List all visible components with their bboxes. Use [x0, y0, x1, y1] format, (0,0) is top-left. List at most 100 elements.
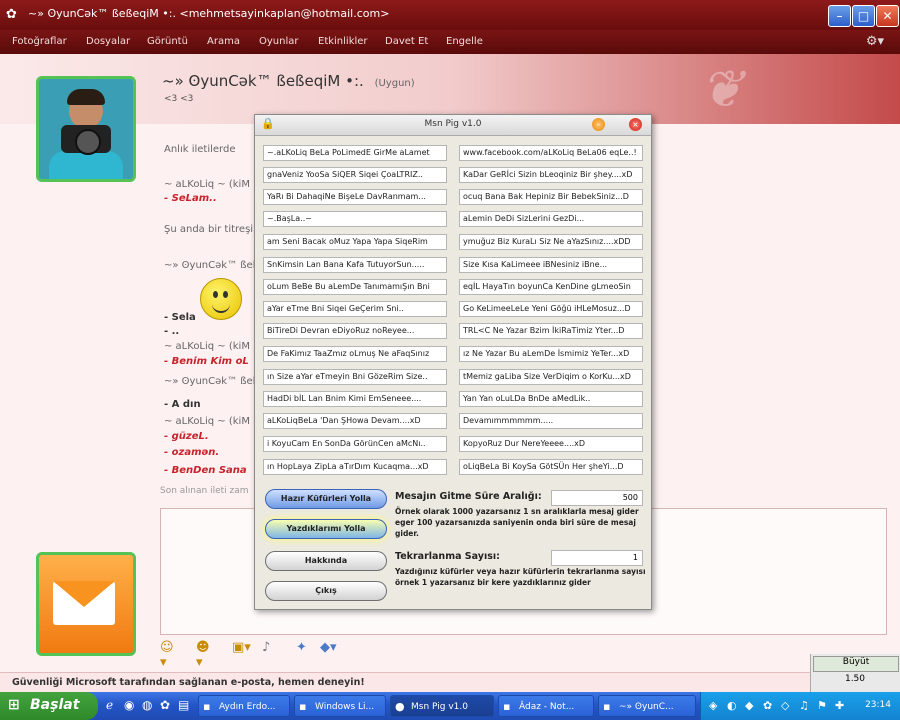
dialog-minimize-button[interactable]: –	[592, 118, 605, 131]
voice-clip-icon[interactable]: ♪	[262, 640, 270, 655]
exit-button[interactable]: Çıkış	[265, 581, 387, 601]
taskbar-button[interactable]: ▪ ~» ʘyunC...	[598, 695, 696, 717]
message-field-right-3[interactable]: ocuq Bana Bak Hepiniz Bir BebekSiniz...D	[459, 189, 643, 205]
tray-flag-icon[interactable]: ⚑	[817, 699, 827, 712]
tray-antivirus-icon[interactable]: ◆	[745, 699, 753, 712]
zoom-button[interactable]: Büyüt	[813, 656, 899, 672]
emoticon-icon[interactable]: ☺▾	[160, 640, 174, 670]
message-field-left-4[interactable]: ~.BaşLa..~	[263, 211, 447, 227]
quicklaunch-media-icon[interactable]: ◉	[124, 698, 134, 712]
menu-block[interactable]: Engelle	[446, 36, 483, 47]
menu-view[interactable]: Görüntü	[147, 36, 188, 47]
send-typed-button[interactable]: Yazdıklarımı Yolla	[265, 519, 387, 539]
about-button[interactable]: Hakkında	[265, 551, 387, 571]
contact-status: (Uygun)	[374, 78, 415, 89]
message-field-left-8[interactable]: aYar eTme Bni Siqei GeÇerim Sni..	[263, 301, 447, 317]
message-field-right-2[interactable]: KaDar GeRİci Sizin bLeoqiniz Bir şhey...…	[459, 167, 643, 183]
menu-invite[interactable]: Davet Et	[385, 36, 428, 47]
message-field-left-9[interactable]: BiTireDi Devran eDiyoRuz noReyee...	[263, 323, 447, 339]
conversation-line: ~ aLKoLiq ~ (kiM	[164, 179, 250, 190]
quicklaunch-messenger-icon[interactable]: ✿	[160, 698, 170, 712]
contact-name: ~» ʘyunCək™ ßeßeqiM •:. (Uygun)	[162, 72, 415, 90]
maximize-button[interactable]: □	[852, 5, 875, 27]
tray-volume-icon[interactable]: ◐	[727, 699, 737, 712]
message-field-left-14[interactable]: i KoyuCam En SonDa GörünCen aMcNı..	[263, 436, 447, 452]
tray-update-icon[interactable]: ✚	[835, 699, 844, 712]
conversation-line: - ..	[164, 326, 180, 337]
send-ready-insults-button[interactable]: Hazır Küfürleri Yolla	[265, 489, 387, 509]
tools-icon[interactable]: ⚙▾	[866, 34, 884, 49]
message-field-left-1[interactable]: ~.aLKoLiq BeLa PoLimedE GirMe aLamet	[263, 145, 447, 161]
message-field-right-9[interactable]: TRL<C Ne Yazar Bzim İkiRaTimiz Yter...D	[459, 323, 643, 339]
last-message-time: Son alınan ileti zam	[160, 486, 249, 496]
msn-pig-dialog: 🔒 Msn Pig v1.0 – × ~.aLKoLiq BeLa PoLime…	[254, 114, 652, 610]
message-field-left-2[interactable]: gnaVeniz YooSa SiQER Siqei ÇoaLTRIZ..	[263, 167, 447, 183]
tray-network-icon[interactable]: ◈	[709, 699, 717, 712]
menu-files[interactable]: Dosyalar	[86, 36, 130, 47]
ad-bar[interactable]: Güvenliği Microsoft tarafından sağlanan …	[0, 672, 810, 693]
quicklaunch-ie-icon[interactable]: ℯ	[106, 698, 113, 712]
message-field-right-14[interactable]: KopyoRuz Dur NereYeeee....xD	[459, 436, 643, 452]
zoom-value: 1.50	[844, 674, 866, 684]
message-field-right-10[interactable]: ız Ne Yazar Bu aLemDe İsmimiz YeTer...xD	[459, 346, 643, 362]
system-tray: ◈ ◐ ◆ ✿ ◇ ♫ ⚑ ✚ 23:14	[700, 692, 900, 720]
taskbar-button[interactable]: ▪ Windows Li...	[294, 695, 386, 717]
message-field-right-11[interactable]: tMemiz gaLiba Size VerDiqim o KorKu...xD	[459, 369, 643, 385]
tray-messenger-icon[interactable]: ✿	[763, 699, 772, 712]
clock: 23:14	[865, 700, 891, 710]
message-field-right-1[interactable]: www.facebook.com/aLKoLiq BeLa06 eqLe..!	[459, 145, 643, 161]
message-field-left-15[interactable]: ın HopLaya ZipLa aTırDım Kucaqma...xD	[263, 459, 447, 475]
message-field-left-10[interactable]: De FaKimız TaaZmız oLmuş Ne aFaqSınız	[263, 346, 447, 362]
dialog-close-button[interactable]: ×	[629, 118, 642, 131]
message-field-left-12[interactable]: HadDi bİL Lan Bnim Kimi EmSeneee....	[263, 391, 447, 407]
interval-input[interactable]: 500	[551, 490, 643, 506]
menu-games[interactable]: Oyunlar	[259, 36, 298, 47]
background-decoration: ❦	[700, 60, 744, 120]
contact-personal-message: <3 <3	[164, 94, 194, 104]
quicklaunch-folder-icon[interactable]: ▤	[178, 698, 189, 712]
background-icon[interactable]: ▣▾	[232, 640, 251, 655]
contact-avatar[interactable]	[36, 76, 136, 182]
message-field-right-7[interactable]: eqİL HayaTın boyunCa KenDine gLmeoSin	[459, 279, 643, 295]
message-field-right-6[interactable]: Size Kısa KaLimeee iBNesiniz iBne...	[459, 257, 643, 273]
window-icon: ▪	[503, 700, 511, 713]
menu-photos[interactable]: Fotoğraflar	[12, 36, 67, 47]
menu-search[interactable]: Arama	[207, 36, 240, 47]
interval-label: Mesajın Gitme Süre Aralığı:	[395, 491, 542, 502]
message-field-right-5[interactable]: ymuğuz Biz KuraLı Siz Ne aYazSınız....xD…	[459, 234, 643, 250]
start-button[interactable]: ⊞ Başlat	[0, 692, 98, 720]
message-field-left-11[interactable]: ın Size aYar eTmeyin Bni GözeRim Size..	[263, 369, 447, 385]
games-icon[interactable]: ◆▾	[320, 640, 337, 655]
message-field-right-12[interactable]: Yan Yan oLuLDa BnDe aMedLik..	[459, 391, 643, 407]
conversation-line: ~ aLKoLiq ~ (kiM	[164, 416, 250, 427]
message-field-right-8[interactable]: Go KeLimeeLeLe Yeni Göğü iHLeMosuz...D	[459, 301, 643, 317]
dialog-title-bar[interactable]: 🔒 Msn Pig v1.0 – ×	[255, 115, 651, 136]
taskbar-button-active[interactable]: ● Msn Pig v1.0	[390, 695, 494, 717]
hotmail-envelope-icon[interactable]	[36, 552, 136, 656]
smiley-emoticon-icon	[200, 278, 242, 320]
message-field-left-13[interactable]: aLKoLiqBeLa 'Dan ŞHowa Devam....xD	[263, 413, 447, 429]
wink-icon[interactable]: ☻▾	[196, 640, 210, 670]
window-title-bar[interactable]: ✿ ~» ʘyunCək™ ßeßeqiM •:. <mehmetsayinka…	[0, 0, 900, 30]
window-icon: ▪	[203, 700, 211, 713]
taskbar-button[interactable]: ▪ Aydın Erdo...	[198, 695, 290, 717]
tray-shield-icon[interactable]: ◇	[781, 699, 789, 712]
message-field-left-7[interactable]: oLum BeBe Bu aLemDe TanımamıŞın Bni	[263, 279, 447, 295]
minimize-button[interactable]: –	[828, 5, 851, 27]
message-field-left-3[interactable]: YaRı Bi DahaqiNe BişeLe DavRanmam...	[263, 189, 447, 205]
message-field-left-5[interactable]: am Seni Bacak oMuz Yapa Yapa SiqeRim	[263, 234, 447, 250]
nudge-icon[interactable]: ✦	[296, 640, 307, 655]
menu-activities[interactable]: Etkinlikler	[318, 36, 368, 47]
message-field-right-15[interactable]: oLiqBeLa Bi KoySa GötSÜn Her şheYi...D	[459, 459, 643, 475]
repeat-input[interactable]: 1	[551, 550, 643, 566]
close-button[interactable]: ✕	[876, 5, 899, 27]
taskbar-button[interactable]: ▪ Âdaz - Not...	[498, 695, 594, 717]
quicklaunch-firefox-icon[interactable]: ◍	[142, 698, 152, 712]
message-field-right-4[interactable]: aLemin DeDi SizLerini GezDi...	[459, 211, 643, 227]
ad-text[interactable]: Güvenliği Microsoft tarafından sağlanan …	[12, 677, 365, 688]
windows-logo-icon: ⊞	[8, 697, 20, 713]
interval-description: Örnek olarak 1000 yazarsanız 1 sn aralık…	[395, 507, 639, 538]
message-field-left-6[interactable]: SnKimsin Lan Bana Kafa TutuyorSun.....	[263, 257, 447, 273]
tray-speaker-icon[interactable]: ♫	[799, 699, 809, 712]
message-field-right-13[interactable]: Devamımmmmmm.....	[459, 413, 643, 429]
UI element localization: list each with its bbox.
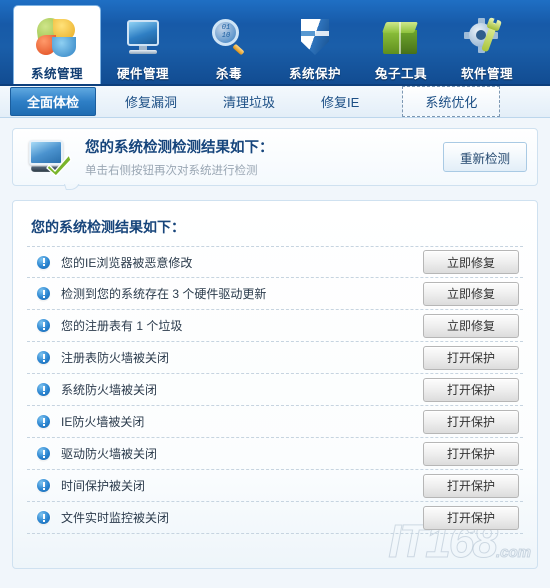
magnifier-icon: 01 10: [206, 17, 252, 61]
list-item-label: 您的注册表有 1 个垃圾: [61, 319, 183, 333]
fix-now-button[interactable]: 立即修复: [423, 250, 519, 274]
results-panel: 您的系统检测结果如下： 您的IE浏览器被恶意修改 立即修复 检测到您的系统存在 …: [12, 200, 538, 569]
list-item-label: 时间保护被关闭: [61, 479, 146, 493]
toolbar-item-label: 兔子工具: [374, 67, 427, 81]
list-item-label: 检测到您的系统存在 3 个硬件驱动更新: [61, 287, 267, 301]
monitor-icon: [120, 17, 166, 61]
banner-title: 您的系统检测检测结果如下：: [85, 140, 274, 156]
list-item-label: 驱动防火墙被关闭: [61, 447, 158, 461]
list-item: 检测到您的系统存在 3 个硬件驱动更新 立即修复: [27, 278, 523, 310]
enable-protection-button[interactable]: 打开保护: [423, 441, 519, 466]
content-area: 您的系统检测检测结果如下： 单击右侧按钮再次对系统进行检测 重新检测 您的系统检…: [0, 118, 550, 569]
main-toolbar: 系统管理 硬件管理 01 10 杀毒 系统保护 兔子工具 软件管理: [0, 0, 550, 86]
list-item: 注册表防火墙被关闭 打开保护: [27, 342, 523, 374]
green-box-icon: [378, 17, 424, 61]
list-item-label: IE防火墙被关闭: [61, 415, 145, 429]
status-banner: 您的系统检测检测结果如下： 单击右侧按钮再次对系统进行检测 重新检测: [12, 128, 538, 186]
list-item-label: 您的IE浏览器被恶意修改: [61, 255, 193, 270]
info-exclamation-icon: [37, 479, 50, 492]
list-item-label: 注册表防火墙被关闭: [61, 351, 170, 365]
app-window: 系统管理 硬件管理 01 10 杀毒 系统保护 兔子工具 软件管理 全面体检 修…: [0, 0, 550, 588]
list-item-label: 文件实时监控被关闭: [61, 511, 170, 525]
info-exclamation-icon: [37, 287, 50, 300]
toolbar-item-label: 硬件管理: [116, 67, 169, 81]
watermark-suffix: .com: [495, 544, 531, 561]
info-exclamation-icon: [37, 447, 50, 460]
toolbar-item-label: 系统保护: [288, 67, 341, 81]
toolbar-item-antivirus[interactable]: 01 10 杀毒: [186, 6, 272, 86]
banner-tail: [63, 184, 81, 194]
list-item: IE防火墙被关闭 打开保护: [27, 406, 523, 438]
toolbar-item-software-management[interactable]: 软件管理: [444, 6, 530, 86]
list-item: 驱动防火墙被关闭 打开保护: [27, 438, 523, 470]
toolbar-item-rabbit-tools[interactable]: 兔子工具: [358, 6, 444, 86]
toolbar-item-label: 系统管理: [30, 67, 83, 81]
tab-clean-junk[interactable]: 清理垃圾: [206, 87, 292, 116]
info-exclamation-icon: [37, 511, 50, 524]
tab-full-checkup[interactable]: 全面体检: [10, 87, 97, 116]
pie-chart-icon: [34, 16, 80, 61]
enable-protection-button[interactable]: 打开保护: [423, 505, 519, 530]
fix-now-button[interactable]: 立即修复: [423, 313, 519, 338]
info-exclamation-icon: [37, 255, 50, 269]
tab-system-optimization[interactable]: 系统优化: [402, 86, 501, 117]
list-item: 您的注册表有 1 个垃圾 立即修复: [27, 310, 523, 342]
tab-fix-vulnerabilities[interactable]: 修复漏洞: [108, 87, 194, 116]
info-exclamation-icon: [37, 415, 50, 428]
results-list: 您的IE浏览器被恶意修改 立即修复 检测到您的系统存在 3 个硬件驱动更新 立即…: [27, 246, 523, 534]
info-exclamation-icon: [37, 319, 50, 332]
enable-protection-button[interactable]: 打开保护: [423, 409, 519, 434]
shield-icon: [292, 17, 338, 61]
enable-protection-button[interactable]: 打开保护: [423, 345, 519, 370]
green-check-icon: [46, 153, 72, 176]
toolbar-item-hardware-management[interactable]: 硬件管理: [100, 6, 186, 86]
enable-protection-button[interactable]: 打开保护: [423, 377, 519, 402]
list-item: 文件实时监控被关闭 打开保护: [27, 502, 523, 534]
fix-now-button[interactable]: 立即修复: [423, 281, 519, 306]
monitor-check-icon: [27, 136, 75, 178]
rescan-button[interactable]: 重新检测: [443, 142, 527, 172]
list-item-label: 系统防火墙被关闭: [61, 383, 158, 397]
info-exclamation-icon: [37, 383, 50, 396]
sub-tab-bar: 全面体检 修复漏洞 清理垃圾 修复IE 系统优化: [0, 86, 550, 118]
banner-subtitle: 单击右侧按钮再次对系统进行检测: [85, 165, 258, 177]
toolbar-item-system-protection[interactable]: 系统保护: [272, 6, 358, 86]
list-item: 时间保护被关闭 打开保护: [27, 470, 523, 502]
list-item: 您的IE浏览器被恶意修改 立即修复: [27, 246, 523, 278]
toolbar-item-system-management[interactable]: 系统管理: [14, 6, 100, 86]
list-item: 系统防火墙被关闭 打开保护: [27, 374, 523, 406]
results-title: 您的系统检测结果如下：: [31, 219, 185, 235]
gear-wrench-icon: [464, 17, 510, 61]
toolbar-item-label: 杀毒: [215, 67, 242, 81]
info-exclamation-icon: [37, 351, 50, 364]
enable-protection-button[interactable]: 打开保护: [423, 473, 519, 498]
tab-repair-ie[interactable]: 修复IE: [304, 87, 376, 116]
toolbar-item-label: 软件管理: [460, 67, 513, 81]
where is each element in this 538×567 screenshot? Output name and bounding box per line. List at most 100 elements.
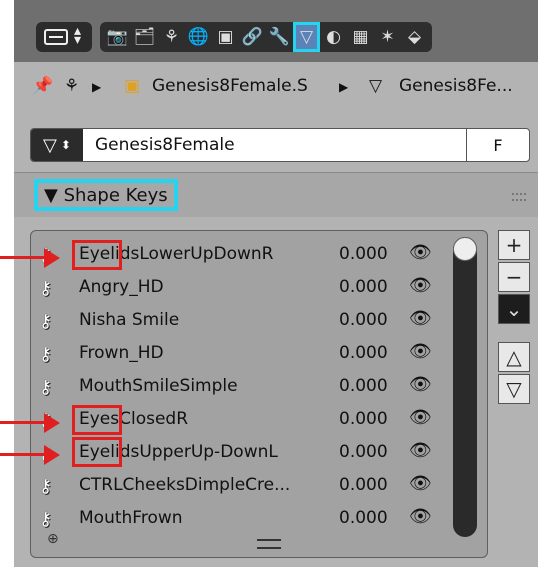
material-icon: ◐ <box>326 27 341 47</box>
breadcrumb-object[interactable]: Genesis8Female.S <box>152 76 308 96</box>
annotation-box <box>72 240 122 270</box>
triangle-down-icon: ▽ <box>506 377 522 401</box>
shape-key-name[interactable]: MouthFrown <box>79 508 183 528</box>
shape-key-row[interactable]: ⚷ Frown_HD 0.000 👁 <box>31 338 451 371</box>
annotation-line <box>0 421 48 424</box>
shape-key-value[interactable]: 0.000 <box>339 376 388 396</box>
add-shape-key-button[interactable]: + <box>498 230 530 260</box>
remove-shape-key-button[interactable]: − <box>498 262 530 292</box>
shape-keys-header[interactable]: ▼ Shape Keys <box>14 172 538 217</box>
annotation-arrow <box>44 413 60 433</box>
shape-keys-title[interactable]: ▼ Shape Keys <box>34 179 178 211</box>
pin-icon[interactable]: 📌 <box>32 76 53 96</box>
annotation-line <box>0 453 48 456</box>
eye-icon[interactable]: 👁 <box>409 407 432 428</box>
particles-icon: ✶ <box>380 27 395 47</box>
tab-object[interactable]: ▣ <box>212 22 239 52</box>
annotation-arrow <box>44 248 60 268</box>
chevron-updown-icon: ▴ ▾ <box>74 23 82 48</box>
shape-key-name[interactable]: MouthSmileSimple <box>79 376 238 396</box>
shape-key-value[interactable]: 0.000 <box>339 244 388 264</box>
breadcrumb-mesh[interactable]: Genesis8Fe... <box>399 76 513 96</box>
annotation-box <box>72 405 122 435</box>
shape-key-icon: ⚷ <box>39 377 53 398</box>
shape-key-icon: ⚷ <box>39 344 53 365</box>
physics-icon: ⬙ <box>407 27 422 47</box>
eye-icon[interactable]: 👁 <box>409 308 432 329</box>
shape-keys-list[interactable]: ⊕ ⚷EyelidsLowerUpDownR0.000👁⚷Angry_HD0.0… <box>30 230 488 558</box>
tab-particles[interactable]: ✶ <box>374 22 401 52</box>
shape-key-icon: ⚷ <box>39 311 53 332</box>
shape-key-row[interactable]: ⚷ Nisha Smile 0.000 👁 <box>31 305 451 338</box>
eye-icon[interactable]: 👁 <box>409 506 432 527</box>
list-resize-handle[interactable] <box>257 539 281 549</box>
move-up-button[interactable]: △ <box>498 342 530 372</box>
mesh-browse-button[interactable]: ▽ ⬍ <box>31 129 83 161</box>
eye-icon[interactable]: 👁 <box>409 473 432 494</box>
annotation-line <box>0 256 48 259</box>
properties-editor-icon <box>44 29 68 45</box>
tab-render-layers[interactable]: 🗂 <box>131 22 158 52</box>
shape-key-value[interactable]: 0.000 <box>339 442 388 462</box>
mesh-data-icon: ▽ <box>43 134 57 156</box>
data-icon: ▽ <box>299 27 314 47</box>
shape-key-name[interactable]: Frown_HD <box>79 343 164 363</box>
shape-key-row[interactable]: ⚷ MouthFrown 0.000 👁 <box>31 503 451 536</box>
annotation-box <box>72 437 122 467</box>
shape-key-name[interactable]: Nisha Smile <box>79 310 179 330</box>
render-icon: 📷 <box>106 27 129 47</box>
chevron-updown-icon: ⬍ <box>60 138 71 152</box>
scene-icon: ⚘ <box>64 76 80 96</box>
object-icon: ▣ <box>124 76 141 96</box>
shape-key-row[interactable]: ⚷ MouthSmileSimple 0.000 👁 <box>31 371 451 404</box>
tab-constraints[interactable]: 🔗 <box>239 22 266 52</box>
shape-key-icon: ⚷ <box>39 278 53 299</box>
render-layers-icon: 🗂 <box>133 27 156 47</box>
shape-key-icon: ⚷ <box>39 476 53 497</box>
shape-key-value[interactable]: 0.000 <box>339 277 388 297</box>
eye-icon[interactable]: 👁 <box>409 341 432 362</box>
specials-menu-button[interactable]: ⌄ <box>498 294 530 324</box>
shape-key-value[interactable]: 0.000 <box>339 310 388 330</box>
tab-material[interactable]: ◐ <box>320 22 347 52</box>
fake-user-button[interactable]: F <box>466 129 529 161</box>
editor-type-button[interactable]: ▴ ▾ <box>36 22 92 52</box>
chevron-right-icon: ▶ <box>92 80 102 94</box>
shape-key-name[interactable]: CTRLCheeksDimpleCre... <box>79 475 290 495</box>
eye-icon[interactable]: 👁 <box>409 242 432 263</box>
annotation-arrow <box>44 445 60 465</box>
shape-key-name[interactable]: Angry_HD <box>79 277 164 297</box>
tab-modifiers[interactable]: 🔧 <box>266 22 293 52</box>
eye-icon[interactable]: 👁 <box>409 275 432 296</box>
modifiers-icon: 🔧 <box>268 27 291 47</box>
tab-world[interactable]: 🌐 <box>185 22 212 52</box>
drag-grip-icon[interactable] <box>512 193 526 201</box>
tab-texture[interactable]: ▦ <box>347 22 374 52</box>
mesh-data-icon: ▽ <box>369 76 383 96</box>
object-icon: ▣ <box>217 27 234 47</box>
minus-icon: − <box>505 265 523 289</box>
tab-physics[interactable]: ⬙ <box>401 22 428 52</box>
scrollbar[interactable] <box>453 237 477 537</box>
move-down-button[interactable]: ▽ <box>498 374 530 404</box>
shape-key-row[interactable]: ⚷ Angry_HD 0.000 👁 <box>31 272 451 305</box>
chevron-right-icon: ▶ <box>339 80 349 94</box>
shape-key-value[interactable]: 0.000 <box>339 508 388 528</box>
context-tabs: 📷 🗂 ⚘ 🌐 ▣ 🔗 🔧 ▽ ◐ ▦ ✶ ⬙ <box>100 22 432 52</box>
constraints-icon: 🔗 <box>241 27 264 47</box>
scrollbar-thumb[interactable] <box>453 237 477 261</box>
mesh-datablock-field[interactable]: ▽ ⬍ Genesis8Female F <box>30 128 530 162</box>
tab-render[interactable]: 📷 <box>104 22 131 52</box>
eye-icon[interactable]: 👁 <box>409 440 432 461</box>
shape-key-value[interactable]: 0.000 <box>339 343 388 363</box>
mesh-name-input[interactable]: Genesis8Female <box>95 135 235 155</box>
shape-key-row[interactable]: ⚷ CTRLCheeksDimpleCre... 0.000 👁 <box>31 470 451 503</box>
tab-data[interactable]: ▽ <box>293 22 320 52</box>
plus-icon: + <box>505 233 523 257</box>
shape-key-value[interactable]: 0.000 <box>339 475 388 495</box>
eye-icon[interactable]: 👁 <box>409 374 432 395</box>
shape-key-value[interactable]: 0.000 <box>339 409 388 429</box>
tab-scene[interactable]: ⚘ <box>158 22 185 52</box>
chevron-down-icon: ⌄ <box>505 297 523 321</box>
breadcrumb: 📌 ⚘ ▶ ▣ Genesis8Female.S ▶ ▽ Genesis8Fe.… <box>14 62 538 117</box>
|---|
◆ WHAT NEEDS TO BE DONE
Extract every line above containing the word "系统保护".

◆ ANSWER BELOW
main-toolbar: 系统管理 硬件管理 01 10 杀毒 系统保护 兔子工具 软件管理: [0, 0, 550, 86]
app-window: 系统管理 硬件管理 01 10 杀毒 系统保护 兔子工具 软件管理 全面体检 修…: [0, 0, 550, 588]
toolbar-item-label: 系统保护: [288, 67, 341, 81]
toolbar-item-system-protection[interactable]: 系统保护: [272, 6, 358, 86]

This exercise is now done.